-- Begin DATA SECTION --

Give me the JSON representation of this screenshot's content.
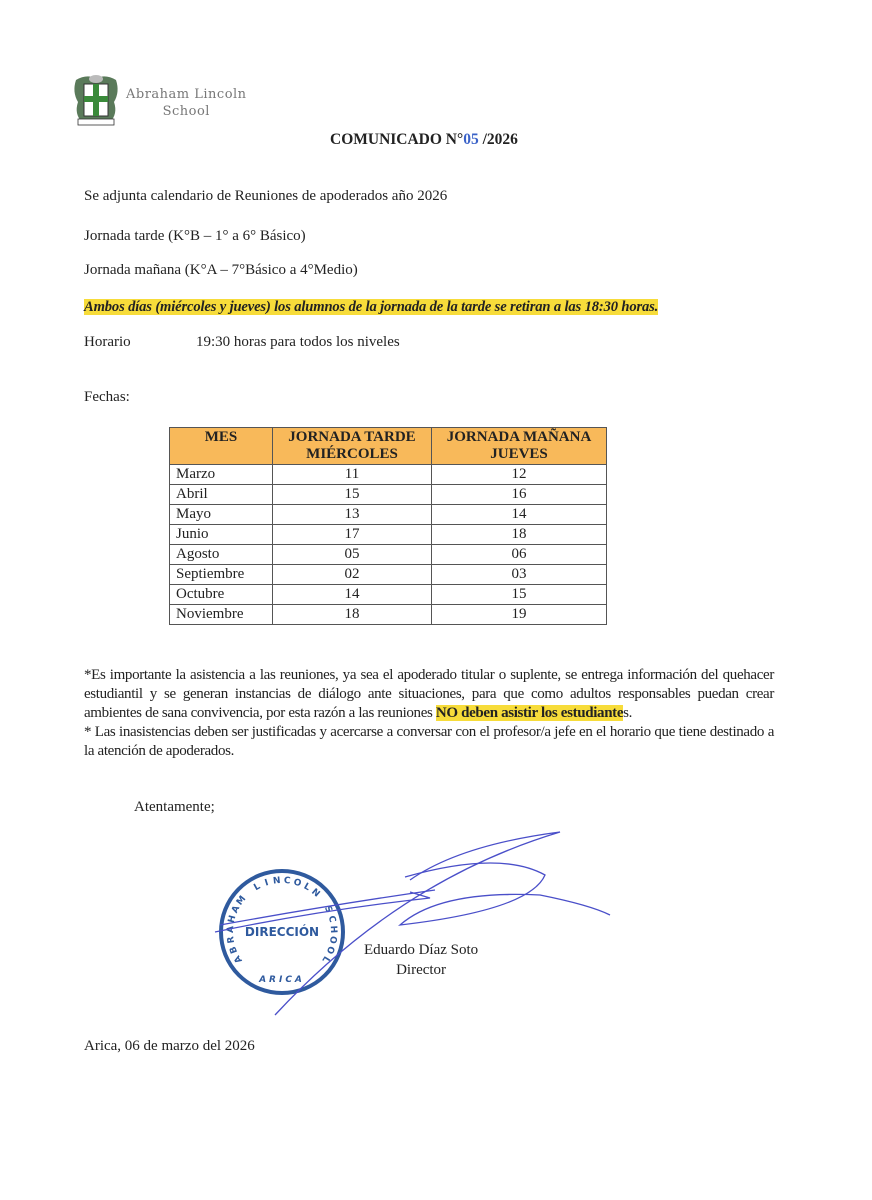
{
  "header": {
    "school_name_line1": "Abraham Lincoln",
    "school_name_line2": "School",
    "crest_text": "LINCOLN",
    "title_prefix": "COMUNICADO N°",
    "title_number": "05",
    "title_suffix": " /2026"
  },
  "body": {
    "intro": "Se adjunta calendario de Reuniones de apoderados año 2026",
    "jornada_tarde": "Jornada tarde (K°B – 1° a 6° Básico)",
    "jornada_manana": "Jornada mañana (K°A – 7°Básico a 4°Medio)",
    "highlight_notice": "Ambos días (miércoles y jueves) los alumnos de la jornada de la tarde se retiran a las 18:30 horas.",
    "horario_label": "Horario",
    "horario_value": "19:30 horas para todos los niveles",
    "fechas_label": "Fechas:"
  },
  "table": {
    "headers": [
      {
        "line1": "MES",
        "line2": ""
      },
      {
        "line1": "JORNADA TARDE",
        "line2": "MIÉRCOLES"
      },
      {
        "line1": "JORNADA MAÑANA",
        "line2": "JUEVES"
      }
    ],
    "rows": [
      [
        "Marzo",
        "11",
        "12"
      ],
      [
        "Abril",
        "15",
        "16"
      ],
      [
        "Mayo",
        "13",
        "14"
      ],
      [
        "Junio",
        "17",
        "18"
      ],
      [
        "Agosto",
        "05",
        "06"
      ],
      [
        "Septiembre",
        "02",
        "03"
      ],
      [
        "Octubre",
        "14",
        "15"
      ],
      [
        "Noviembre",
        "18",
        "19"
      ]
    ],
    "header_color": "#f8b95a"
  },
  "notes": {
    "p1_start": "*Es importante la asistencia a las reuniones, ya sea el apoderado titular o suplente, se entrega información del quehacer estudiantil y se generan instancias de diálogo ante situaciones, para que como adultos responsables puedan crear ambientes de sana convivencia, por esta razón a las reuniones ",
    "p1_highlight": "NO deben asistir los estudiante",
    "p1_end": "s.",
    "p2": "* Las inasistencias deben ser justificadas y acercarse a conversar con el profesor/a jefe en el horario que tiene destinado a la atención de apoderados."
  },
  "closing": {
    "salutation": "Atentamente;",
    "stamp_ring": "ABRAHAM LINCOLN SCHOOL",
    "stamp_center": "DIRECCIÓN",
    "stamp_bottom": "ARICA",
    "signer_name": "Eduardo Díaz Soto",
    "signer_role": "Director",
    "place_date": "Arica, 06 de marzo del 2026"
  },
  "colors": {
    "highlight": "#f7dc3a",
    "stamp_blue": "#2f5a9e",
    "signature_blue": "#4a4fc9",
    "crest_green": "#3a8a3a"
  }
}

-- End DATA SECTION --
-- Begin DATA SECTION --

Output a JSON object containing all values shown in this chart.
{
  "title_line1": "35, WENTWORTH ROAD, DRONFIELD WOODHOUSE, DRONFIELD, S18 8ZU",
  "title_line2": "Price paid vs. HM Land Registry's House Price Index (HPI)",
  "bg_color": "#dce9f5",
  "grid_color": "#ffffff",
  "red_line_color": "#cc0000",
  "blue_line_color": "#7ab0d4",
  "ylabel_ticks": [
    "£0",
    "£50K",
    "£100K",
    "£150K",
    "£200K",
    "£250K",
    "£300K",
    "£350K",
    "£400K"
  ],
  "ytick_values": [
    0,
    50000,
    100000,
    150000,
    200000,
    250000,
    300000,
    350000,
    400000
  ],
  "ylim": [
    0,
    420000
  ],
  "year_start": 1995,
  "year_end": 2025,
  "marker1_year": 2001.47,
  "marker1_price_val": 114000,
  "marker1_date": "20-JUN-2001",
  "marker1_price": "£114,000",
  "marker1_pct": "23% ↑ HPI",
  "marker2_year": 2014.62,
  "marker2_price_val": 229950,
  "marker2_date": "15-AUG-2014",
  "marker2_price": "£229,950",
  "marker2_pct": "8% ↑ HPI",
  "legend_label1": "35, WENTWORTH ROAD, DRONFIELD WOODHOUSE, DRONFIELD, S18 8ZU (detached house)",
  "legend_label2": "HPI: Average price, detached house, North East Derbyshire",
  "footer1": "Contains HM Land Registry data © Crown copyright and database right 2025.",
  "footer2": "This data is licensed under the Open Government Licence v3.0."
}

-- End DATA SECTION --

**PROMPT**:
Of all the lines in the material above, how many contain the word "ROAD"? Give only the count.

**RIGHT ANSWER**:
2